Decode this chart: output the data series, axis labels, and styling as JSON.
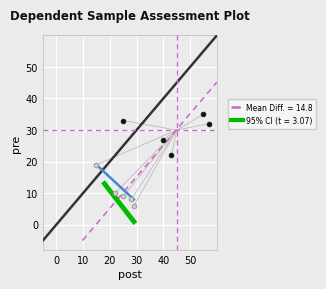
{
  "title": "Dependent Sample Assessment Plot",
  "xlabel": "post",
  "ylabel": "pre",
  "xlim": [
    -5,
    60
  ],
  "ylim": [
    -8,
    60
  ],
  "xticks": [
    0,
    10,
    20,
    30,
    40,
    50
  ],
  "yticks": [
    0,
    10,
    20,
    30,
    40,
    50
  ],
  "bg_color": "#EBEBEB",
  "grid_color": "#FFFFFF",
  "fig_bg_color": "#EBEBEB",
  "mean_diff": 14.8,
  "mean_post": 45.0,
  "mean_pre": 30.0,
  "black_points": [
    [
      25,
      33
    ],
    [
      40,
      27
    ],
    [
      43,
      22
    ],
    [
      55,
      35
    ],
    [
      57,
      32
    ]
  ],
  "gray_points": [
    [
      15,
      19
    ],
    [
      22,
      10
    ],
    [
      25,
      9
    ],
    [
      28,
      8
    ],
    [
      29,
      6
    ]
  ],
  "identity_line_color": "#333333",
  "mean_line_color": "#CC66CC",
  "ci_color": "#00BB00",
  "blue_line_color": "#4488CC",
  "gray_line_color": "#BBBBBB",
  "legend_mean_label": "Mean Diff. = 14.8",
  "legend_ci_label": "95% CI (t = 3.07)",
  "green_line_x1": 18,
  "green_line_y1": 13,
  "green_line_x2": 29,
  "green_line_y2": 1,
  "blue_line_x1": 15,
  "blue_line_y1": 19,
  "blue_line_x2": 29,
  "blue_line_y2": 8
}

● ● ● ● ● ● ●

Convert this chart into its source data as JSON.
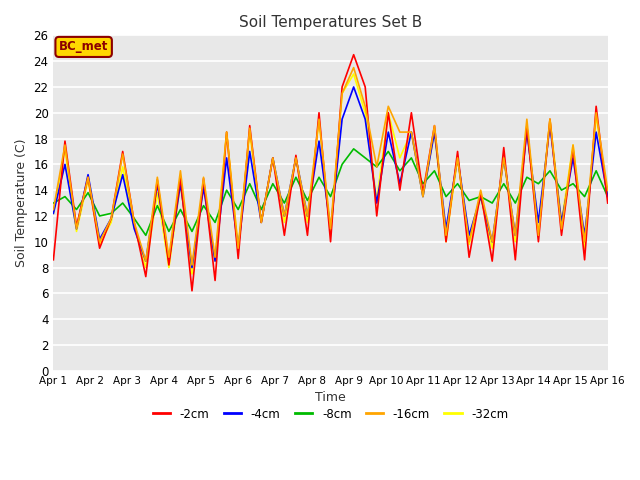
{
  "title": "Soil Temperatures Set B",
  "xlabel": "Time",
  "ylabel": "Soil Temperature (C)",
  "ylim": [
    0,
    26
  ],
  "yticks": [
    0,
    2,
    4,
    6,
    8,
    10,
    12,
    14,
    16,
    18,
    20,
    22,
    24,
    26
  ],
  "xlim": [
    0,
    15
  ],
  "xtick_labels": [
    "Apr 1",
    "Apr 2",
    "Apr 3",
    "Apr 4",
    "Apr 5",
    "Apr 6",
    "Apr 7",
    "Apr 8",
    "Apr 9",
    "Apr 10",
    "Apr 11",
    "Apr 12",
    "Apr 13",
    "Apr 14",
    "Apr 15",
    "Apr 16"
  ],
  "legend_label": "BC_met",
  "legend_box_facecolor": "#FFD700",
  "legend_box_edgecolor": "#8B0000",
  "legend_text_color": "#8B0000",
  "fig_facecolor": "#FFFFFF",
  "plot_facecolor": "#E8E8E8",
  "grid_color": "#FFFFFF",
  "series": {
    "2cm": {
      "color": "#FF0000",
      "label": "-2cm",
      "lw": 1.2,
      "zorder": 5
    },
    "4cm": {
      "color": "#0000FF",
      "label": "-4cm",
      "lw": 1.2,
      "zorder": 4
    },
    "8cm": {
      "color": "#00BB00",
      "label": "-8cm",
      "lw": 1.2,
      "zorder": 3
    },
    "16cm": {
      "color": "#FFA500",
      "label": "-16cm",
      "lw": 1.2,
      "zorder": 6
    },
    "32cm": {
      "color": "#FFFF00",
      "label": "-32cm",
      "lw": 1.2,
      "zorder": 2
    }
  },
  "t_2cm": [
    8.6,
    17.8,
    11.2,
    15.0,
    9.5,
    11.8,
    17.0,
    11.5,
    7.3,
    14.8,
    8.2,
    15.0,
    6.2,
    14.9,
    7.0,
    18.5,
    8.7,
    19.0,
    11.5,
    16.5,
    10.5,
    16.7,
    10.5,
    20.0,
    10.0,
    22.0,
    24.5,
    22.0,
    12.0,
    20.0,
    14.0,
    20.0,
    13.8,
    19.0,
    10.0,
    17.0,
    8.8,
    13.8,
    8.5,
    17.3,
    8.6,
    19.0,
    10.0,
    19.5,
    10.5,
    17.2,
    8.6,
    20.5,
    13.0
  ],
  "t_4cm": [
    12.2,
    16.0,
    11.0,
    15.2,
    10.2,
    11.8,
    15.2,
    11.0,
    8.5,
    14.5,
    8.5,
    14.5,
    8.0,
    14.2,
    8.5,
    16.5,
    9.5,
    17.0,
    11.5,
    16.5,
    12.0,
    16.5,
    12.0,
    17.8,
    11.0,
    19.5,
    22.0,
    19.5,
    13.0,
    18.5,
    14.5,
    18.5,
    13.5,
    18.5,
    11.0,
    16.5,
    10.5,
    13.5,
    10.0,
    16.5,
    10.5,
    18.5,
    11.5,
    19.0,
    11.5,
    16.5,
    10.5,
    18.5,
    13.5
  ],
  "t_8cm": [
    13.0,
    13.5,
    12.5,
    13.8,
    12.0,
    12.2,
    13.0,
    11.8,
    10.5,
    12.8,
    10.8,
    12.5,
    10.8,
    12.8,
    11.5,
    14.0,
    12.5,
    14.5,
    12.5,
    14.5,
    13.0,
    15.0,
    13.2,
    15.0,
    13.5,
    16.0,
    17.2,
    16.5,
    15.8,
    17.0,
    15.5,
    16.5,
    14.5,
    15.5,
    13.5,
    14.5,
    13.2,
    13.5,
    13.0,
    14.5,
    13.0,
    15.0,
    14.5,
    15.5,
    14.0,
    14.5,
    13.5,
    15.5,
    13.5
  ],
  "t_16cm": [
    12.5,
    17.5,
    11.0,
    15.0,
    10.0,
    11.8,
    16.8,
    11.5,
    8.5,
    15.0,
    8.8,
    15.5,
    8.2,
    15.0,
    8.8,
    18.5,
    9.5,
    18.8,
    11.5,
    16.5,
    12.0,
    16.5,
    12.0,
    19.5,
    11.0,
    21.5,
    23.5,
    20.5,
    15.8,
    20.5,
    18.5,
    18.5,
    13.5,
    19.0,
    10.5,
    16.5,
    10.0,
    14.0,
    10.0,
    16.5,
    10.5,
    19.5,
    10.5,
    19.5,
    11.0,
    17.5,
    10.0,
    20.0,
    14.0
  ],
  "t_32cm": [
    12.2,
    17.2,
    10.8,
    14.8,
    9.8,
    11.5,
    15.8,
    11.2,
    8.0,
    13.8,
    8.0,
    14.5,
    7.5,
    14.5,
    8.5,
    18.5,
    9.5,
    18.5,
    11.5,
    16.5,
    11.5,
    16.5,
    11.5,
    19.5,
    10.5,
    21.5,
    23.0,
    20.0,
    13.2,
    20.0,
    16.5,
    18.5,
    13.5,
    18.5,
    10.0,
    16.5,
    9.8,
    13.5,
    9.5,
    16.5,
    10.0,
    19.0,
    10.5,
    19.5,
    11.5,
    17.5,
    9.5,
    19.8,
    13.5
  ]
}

● ● ● ● ● ● ●

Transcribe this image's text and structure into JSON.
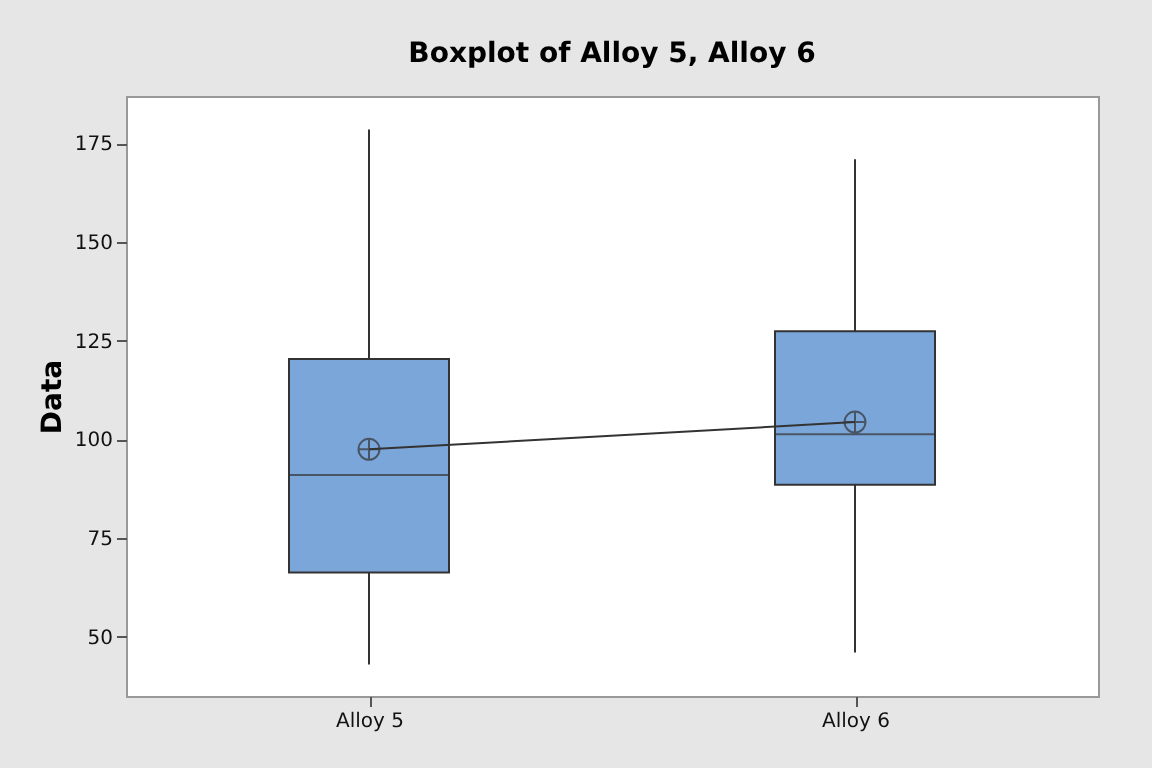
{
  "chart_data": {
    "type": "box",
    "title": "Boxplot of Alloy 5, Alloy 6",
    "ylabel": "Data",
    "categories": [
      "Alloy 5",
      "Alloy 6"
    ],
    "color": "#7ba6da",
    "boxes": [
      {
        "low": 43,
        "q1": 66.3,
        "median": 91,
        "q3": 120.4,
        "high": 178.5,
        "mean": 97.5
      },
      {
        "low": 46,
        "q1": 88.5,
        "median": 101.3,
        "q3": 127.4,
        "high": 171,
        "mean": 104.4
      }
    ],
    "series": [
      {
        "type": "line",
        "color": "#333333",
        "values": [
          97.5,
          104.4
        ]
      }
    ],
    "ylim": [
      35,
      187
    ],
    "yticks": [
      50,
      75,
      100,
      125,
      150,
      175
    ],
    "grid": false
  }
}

● ● ● ● ● ● ●

▶ WHAT THE EXERCISE ASKS
For each line of the listing that holds the word "this", show that line.

▶ THE COMPLETED TASK
Decode this chart: output the data series, axis labels, and styling as JSON.
Convert this chart into its source data as JSON.
Transcribe this image's text and structure into JSON.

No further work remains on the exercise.